— Start Input material —

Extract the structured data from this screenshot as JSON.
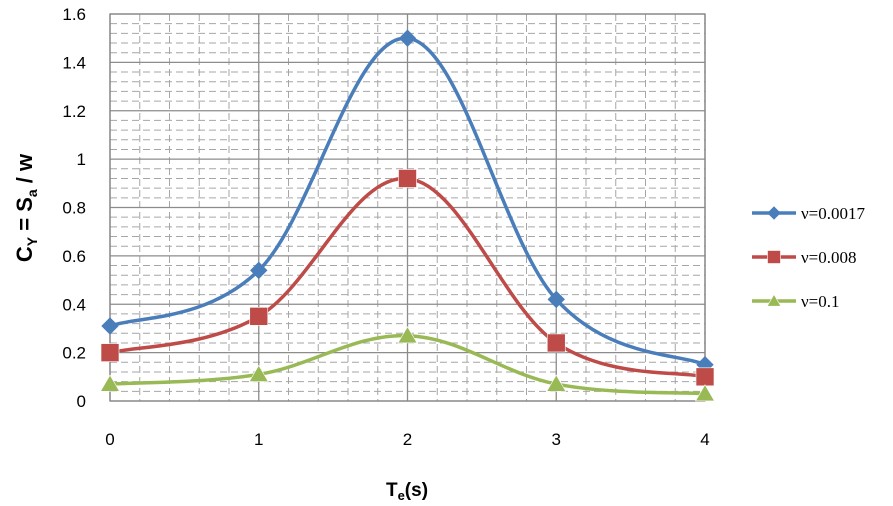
{
  "chart_data": {
    "type": "line",
    "title": "",
    "xlabel": {
      "main": "T",
      "sub": "e",
      "rest": "(s)"
    },
    "ylabel": {
      "p1": "C",
      "p1sub": "Y",
      "p2": " = S",
      "p2sub": "a",
      "p3": " / w"
    },
    "x": [
      0,
      1,
      2,
      3,
      4
    ],
    "xlim": [
      0,
      4
    ],
    "ylim": [
      0,
      1.6
    ],
    "xticks": [
      "0",
      "1",
      "2",
      "3",
      "4"
    ],
    "yticks": [
      "0",
      "0.2",
      "0.4",
      "0.6",
      "0.8",
      "1",
      "1.2",
      "1.4",
      "1.6"
    ],
    "grid": true,
    "legend_position": "right",
    "series": [
      {
        "name": "ν=0.0017",
        "color": "#4a7ebb",
        "marker": "diamond",
        "values": [
          0.31,
          0.54,
          1.5,
          0.42,
          0.15
        ]
      },
      {
        "name": "ν=0.008",
        "color": "#be4b48",
        "marker": "square",
        "values": [
          0.2,
          0.35,
          0.92,
          0.24,
          0.1
        ]
      },
      {
        "name": "ν=0.1",
        "color": "#98b954",
        "marker": "triangle",
        "values": [
          0.07,
          0.11,
          0.27,
          0.07,
          0.03
        ]
      }
    ]
  }
}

— End Input material —

The request:
Find each line holding the string "marker" and copy it out.

Final result:
        "marker": "diamond",
        "marker": "square",
        "marker": "triangle",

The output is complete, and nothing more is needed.